→ **What is asked**: Include no pictures. Output exactly the lines from the one that contains "Output the text content of this document." through the final line of the entries.

→ **Materials provided**:
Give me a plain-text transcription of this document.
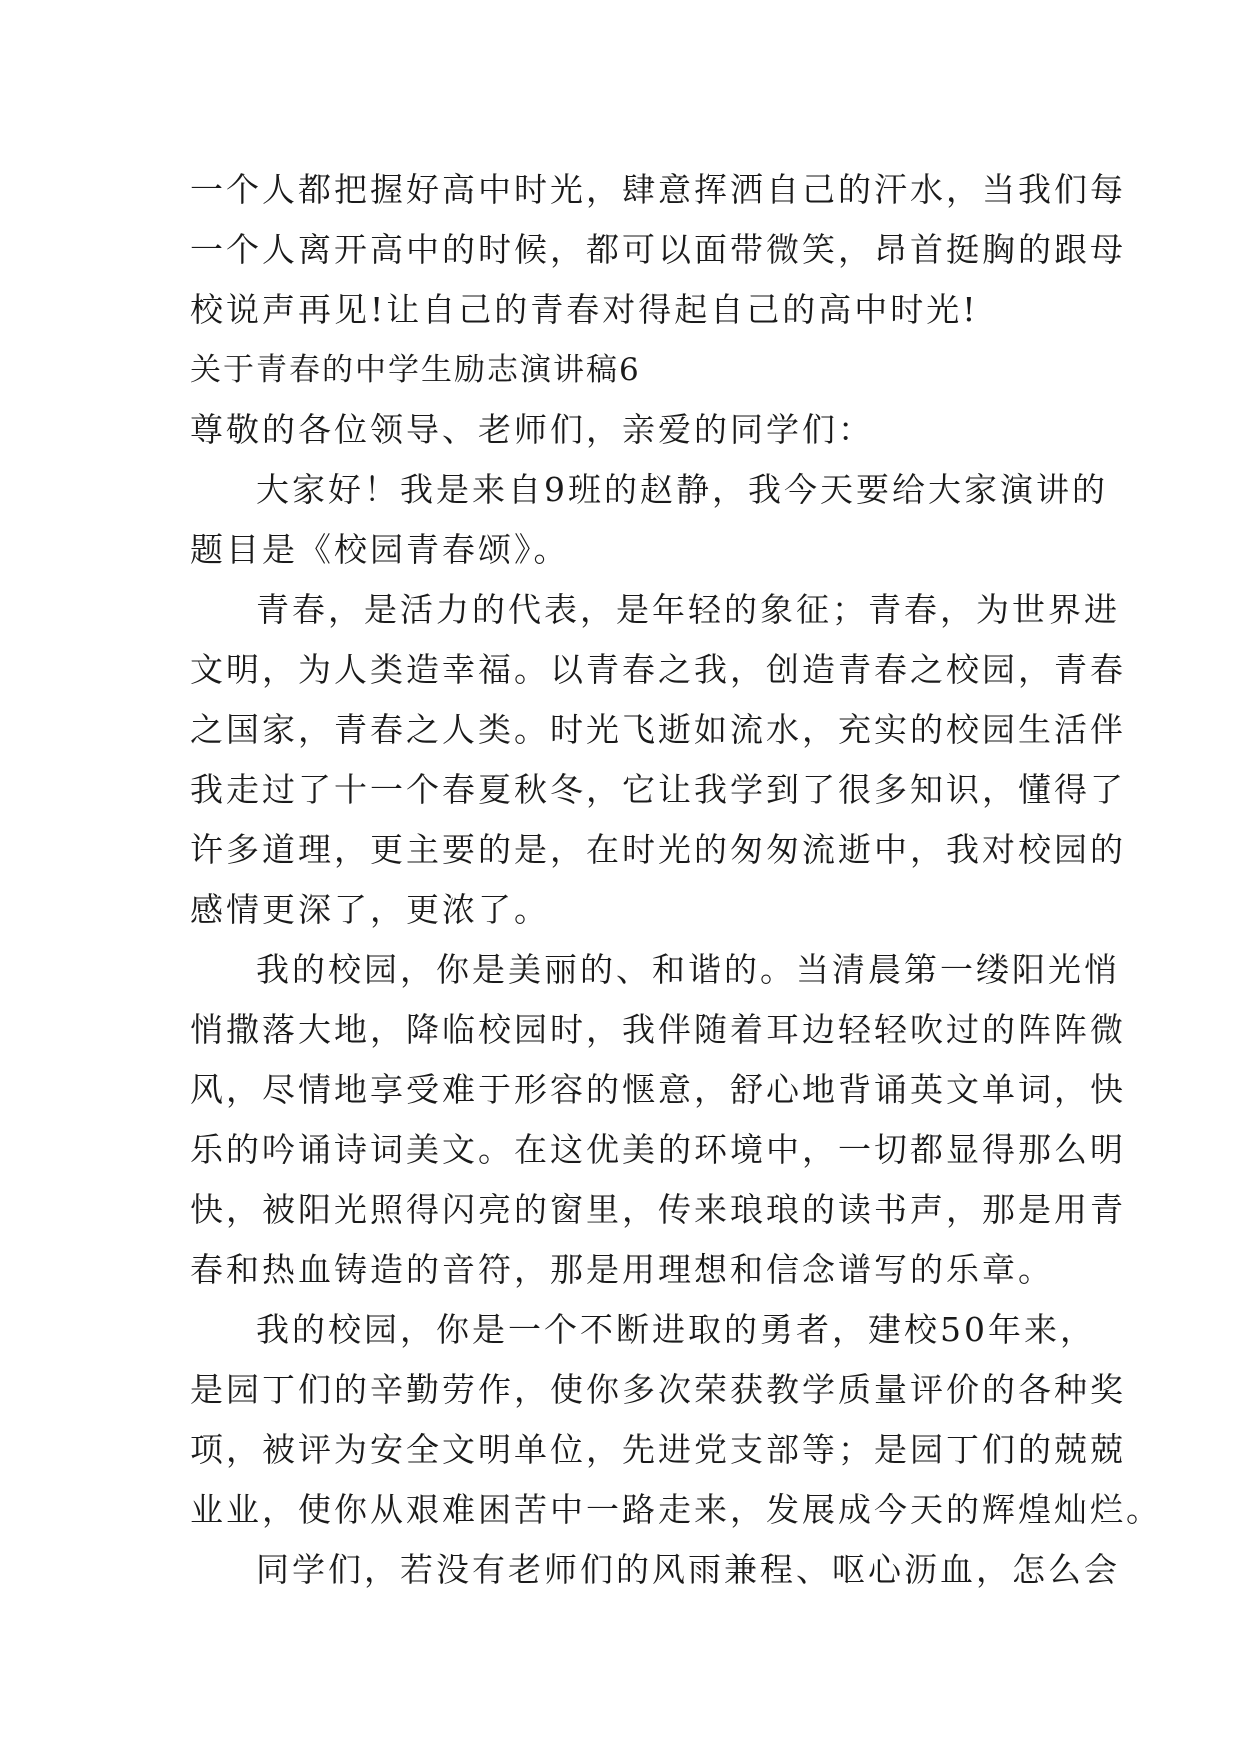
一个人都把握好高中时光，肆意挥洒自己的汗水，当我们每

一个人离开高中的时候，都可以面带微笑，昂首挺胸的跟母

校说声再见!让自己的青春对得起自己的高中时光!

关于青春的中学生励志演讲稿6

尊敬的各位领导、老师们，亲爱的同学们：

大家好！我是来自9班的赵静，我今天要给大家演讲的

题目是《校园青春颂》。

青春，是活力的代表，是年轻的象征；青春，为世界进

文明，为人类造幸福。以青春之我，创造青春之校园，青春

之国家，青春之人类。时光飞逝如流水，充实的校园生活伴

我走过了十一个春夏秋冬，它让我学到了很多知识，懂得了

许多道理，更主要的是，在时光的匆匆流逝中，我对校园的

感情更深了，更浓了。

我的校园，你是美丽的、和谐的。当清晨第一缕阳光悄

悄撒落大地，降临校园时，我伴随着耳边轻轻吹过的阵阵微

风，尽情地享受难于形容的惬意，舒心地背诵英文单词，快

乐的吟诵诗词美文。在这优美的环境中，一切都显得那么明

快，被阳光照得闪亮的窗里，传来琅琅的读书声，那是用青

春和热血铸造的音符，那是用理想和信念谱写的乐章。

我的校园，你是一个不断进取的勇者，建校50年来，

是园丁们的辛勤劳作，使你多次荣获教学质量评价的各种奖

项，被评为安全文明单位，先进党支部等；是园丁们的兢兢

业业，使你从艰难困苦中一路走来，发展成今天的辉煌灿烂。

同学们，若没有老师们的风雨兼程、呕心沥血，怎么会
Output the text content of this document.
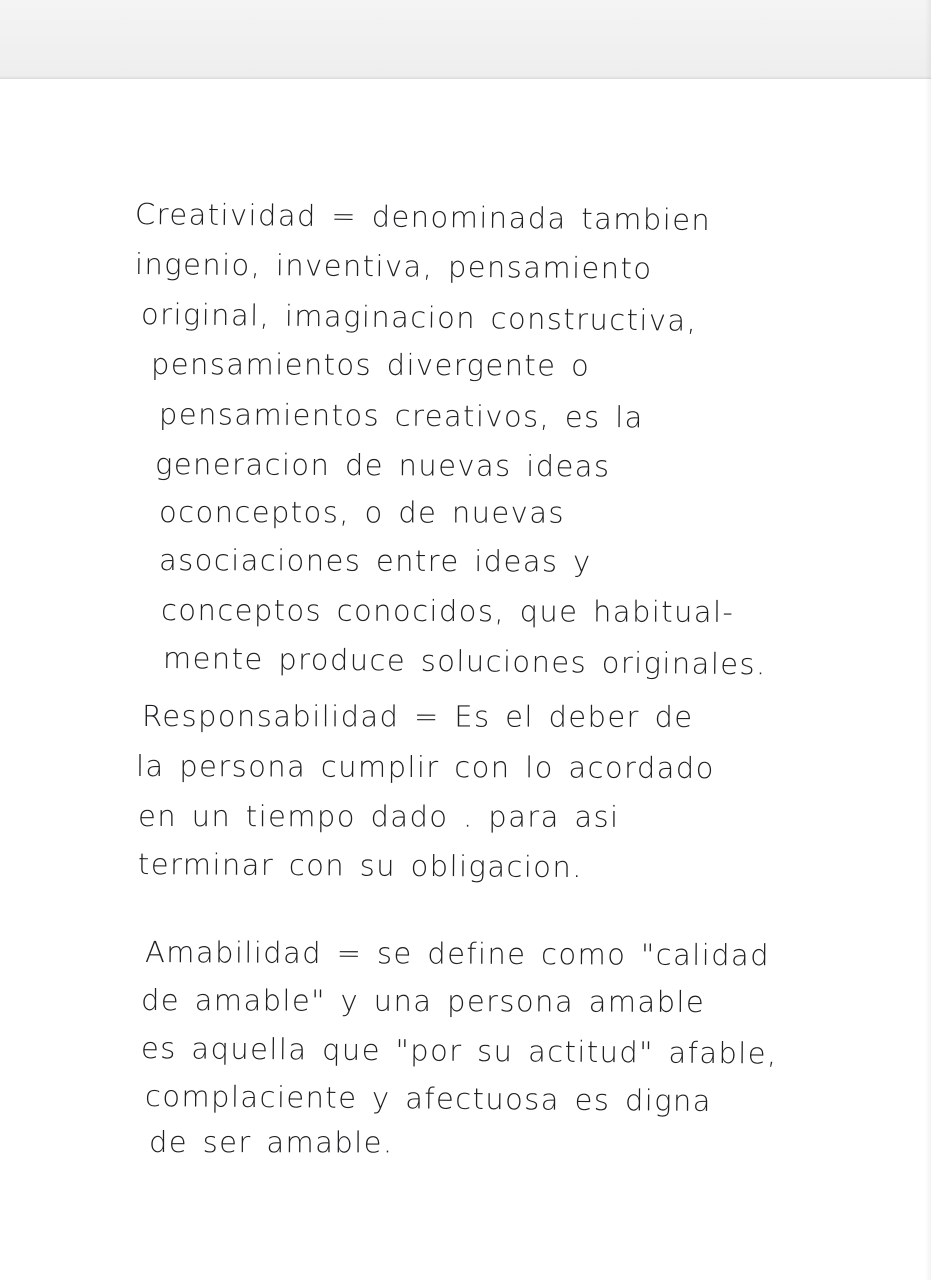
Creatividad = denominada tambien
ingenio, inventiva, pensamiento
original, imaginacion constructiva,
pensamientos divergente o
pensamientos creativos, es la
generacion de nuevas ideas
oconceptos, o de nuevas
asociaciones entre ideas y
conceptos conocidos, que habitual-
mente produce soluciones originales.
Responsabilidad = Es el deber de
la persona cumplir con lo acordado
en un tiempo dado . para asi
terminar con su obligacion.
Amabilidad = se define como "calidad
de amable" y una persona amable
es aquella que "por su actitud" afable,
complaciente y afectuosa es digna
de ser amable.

→ **Exercise response**:
Output the text content of this document.
Creatividad = denominada tambien
ingenio, inventiva, pensamiento
original, imaginacion constructiva,
pensamientos divergente o
pensamientos creativos, es la
generacion de nuevas ideas
oconceptos, o de nuevas
asociaciones entre ideas y
conceptos conocidos, que habitual-
mente produce soluciones originales.
Responsabilidad = Es el deber de
la persona cumplir con lo acordado
en un tiempo dado . para asi
terminar con su obligacion.
Amabilidad = se define como "calidad
de amable" y una persona amable
es aquella que "por su actitud" afable,
complaciente y afectuosa es digna
de ser amable.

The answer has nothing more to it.